**Short problem**
How many of the lines contain the string "écrit"? Give the number, with no other words.

**Information given**
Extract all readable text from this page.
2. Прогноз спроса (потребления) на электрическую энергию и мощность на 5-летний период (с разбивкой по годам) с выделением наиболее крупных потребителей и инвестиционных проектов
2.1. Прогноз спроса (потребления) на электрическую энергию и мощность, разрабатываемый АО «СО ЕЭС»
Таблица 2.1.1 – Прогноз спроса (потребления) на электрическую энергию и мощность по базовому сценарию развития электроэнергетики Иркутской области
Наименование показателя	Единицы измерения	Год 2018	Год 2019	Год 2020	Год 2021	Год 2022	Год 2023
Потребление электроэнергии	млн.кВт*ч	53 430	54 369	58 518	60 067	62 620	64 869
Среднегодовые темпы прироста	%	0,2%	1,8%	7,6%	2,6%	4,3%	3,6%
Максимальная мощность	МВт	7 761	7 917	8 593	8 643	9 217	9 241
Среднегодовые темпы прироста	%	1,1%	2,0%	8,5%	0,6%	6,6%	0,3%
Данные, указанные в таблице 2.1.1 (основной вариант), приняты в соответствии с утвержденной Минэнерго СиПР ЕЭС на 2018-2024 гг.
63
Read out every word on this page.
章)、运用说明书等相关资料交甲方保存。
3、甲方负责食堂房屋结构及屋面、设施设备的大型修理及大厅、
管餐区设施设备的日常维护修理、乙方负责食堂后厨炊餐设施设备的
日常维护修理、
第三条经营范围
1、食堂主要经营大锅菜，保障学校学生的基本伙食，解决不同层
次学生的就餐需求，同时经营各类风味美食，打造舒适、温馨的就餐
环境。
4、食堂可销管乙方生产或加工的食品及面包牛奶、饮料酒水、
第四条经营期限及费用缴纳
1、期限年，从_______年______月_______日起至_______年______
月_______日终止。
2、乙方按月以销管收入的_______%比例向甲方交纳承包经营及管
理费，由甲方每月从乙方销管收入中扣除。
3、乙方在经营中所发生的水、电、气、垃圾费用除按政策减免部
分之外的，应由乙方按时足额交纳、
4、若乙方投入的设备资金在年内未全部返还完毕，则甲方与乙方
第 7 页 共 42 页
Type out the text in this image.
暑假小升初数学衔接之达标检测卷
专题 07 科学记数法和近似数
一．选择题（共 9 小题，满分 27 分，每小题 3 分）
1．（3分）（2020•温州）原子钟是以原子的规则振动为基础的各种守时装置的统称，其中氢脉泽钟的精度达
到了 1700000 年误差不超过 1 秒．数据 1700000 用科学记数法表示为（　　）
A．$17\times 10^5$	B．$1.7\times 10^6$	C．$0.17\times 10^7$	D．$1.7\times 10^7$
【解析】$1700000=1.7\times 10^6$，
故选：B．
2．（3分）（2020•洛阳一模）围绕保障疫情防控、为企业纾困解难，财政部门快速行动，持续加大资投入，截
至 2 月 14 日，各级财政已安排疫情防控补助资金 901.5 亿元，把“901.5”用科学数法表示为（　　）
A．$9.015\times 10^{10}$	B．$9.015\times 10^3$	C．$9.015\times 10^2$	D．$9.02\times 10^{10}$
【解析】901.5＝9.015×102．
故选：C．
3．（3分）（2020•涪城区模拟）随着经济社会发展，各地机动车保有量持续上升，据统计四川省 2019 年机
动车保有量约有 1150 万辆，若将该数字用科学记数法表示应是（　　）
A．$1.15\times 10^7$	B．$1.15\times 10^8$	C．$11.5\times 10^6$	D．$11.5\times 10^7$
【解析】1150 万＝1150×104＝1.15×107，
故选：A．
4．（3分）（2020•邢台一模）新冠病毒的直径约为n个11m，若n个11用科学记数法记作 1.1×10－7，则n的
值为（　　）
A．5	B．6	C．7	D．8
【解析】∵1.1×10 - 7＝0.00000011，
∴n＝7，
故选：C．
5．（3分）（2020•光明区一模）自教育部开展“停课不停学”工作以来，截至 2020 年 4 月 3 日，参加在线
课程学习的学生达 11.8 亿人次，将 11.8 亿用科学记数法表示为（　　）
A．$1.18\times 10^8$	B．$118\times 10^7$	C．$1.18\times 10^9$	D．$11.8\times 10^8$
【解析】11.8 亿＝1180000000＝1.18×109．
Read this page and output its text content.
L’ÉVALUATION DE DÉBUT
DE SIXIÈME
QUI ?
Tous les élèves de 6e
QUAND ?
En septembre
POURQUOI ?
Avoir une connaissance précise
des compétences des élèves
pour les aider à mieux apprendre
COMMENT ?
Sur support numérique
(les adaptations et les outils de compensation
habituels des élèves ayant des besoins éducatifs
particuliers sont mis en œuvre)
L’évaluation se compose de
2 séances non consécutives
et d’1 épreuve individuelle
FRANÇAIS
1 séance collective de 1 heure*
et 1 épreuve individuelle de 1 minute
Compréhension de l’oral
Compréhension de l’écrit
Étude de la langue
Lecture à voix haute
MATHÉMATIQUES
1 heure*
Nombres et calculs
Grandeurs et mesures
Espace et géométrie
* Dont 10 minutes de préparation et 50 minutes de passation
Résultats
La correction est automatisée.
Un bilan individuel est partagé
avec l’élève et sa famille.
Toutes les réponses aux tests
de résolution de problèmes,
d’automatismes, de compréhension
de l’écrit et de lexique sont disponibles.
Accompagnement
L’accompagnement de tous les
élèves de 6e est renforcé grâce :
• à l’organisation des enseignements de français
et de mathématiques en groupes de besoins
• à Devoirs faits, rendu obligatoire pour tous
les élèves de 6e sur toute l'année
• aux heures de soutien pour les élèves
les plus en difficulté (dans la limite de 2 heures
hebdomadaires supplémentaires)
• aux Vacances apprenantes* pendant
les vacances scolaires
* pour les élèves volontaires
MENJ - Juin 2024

**Solved problem**
2